Exercise task: Copy the data word for word, keeping every line.

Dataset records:
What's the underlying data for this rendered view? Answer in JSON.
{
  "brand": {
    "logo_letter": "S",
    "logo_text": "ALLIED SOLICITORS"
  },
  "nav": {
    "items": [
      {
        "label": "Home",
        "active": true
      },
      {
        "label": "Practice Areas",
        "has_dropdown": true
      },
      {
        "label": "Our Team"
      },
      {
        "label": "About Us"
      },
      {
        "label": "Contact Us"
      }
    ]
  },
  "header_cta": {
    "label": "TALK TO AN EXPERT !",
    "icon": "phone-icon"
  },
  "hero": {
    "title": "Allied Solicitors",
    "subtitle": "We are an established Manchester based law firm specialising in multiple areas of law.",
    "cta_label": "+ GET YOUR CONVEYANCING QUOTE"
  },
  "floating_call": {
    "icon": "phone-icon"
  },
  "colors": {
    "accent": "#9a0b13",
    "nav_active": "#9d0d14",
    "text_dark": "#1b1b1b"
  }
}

Exercise result:
What's the underlying data for this rendered view? Answer in JSON.
{
  "brand": {
    "logo_letter": "S",
    "logo_text": "ALLIED SOLICITORS"
  },
  "nav": {
    "items": [
      {
        "label": "Home",
        "active": true
      },
      {
        "label": "Practice Areas",
        "has_dropdown": true
      },
      {
        "label": "Our Team"
      },
      {
        "label": "About Us"
      },
      {
        "label": "Contact Us"
      }
    ]
  },
  "header_cta": {
    "label": "TALK TO AN EXPERT !",
    "icon": "phone-icon"
  },
  "hero": {
    "title": "Allied Solicitors",
    "subtitle": "We are an established Manchester based law firm specialising in multiple areas of law.",
    "cta_label": "+ GET YOUR CONVEYANCING QUOTE"
  },
  "floating_call": {
    "icon": "phone-icon"
  },
  "colors": {
    "accent": "#9a0b13",
    "nav_active": "#9d0d14",
    "text_dark": "#1b1b1b"
  }
}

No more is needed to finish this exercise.